Start Dataset extract

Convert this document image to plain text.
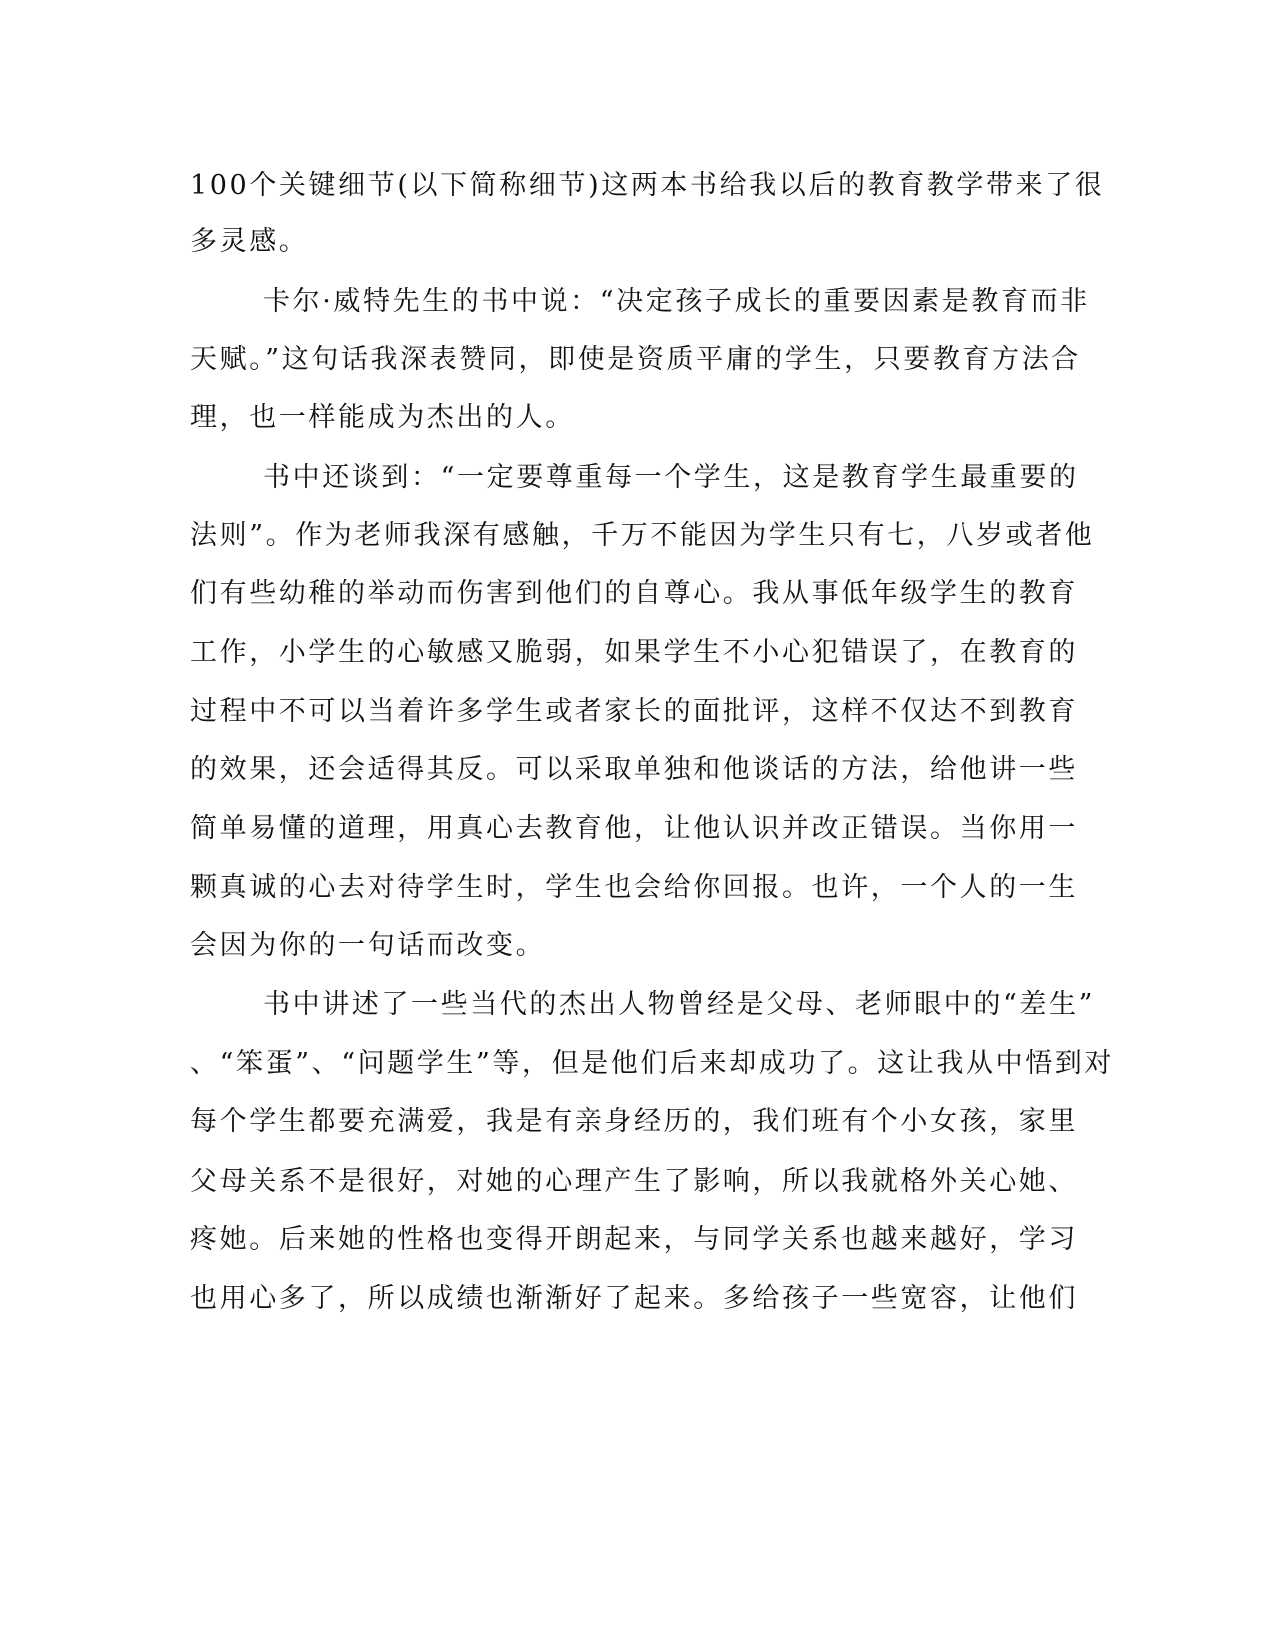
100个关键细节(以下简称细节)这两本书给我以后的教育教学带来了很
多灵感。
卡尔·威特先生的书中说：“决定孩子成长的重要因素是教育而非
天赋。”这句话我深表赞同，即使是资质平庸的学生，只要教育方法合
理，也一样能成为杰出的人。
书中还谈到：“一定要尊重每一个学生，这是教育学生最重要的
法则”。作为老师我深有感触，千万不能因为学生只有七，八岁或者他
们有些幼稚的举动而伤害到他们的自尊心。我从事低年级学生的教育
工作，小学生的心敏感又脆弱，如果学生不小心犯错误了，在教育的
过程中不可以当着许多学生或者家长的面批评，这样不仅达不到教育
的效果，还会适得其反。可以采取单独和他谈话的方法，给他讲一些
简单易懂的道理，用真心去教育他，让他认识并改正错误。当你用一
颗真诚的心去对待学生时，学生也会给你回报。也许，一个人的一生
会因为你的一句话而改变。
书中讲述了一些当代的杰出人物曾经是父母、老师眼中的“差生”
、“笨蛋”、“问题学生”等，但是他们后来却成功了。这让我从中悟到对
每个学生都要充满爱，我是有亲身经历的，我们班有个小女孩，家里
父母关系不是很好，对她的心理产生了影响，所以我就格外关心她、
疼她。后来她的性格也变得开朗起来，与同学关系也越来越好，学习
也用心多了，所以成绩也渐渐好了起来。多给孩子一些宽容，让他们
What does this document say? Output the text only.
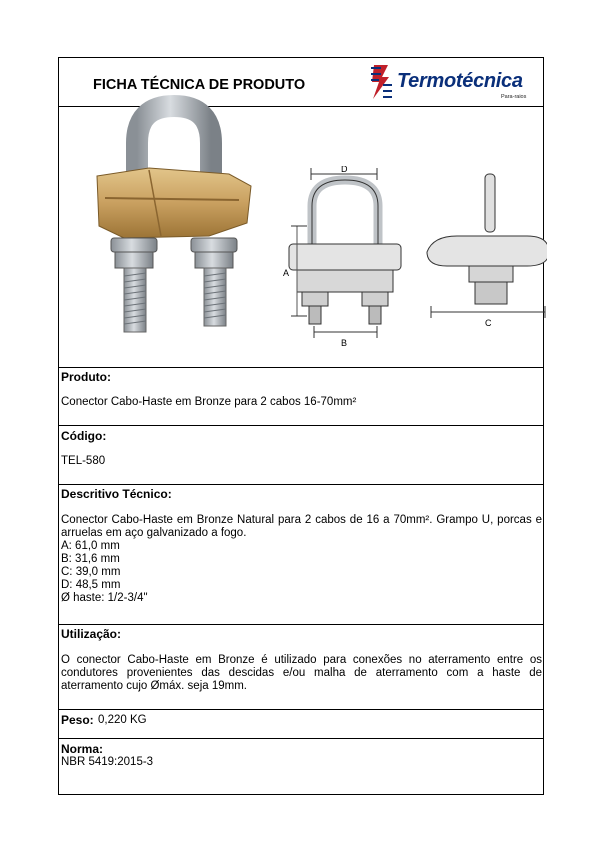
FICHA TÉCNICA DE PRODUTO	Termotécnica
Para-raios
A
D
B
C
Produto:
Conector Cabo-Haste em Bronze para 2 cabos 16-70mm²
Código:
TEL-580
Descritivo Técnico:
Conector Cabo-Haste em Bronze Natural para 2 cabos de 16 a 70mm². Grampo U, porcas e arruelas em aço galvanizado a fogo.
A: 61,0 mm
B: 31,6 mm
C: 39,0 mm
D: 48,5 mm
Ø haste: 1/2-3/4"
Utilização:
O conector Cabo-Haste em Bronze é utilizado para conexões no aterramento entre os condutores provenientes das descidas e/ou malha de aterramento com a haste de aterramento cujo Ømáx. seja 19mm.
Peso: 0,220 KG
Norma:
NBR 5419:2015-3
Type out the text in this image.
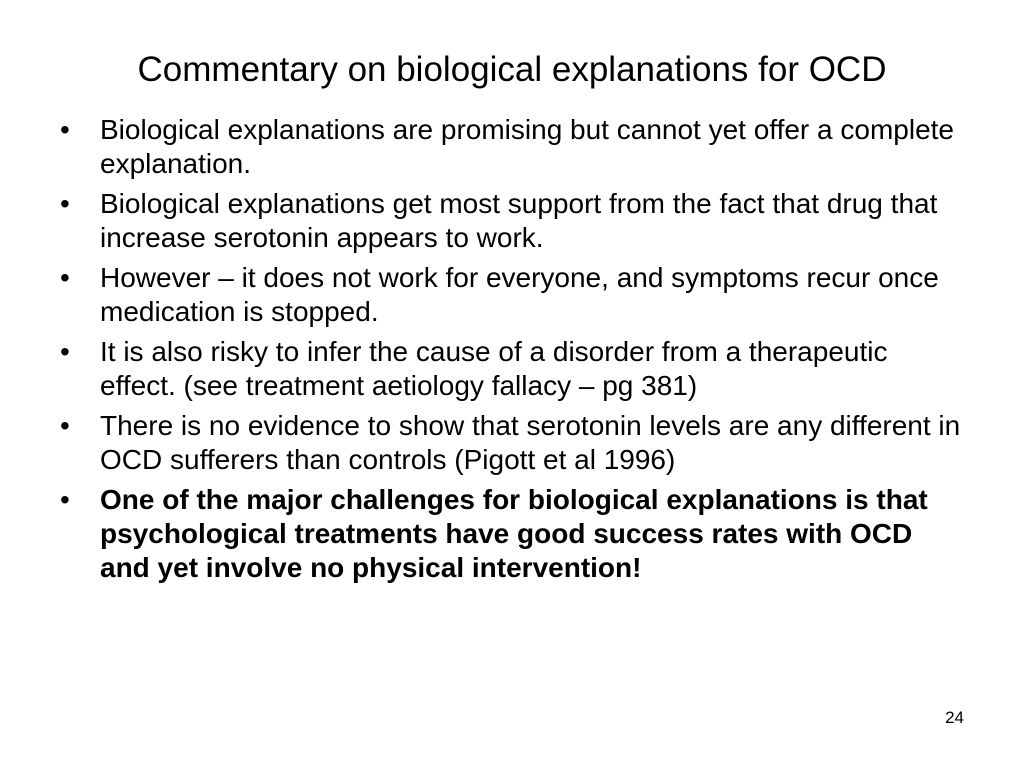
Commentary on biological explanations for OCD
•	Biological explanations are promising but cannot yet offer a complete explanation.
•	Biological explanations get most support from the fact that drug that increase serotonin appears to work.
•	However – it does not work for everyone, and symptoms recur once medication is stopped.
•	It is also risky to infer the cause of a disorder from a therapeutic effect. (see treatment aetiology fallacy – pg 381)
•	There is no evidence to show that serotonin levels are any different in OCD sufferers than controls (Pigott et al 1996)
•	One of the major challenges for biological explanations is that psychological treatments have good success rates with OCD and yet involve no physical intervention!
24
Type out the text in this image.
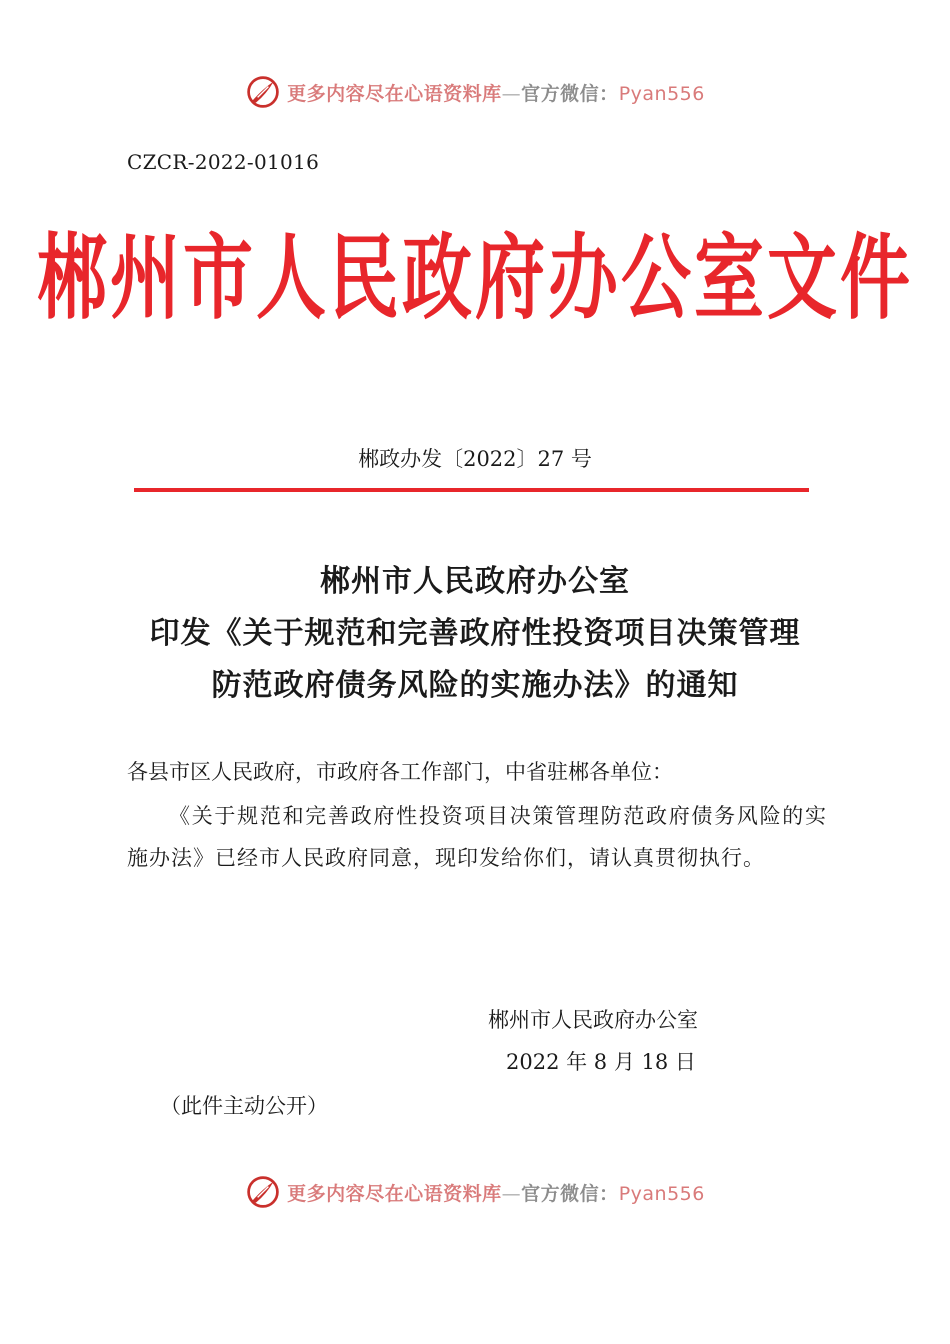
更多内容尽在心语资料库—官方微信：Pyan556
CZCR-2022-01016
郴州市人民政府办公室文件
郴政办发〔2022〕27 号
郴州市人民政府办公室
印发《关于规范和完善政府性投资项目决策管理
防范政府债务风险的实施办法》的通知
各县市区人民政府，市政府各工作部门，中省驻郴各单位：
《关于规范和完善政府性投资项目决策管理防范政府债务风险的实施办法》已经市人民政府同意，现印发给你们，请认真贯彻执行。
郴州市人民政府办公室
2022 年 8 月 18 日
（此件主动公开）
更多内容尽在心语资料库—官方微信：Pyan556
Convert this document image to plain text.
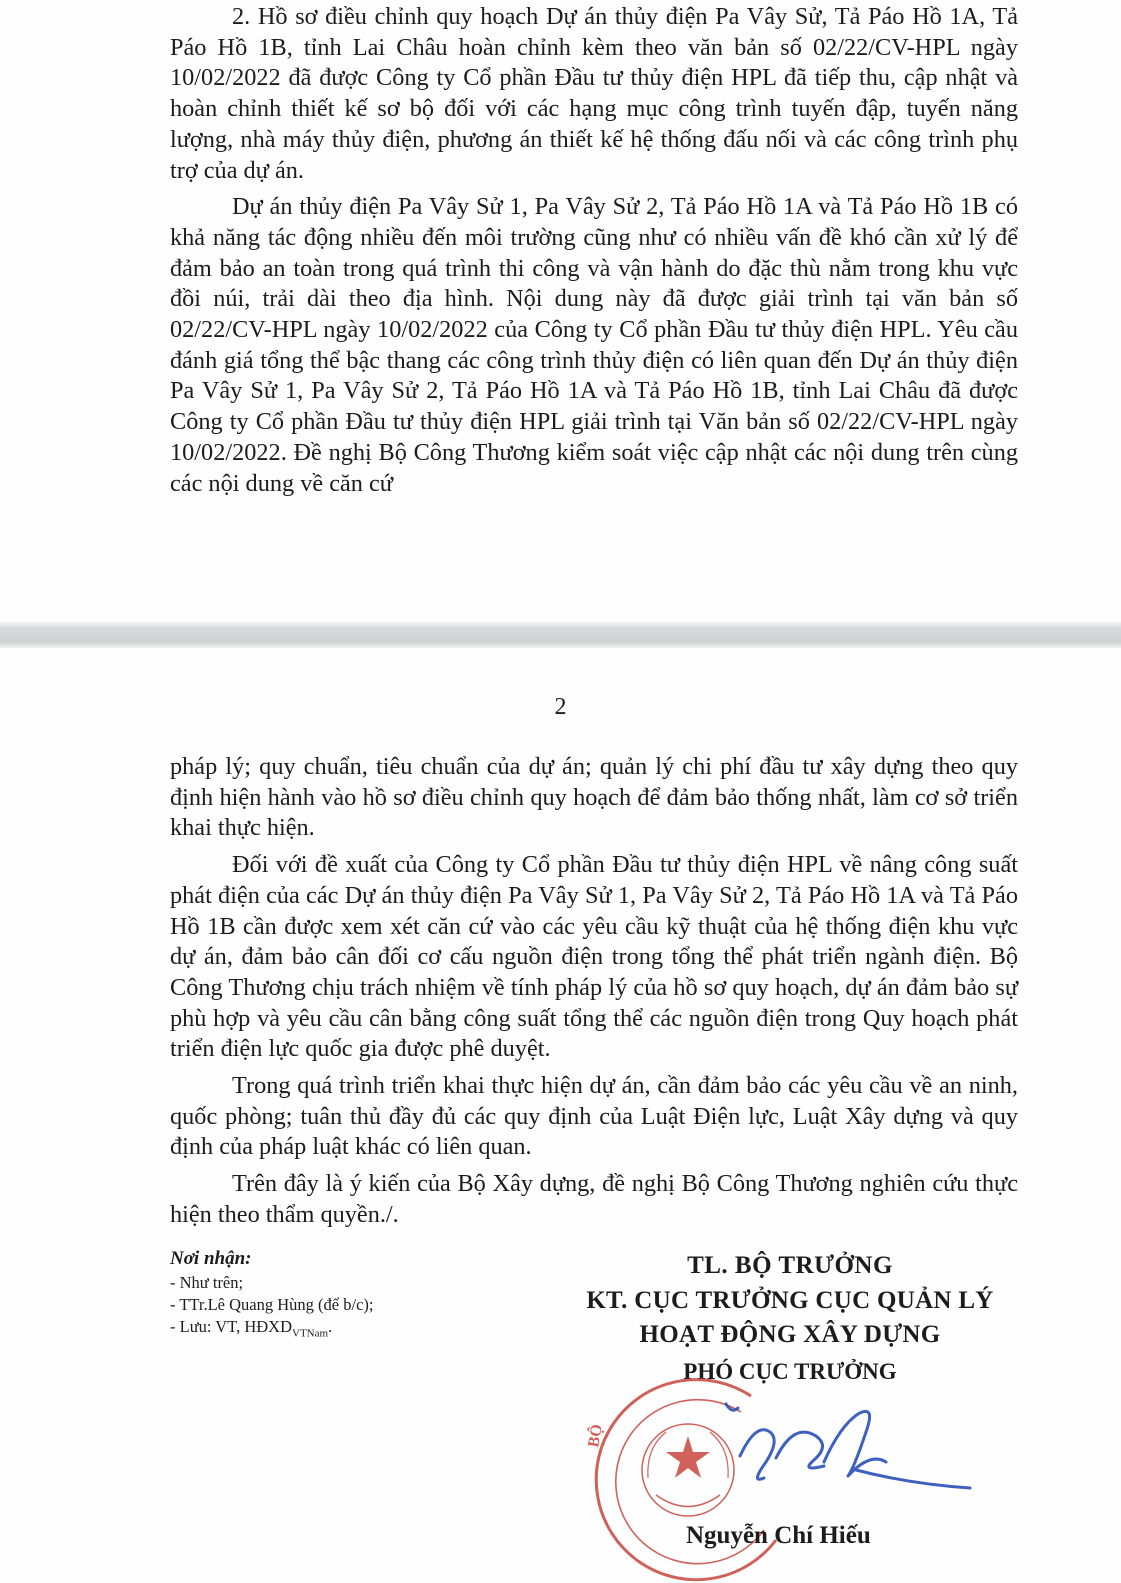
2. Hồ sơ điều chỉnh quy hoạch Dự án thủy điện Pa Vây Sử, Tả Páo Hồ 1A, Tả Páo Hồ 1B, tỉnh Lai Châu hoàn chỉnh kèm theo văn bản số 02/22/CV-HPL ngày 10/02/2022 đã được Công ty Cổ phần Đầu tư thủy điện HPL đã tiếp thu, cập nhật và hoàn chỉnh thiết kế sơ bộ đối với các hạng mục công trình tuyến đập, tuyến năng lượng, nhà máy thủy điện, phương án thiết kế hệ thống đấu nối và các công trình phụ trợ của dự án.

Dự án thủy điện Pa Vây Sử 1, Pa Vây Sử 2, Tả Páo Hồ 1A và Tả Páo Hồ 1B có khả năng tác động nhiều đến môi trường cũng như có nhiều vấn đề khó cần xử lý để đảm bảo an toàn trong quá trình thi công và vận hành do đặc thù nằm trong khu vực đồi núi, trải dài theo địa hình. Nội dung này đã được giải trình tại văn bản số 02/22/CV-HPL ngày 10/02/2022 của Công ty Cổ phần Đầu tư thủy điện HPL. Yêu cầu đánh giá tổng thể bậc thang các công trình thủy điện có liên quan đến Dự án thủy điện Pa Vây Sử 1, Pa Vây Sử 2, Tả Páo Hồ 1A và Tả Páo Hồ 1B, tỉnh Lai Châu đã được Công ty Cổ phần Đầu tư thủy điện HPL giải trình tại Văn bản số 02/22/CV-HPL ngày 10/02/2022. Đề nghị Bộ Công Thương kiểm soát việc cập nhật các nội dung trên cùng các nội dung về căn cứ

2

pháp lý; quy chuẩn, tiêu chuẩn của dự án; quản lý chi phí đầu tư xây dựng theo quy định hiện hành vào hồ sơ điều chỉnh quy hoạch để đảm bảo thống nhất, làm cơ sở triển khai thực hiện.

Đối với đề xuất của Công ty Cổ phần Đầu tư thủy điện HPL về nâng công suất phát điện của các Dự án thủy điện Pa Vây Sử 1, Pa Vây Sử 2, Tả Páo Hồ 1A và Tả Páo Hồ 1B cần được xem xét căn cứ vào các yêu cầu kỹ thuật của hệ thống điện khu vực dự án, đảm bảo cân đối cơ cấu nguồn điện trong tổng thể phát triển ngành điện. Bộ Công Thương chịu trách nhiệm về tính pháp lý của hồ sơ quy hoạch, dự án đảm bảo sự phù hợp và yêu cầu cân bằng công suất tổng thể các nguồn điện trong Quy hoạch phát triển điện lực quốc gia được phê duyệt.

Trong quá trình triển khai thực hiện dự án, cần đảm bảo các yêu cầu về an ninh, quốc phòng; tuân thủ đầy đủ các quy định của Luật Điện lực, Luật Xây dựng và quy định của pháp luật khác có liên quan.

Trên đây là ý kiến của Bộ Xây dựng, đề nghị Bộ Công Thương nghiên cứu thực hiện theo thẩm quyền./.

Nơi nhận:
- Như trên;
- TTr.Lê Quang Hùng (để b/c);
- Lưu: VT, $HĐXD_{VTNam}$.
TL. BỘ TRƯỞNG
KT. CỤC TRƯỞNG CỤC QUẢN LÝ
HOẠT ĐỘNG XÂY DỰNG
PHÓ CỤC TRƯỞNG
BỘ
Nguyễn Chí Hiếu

End Dataset extract

● **Exercise prompt**
Take every line from the data above that holds "work" and copy it out.

● **Exercise output**
•	Biological explanations get most support from the fact that drug that increase serotonin appears to work.
•	However – it does not work for everyone, and symptoms recur once medication is stopped.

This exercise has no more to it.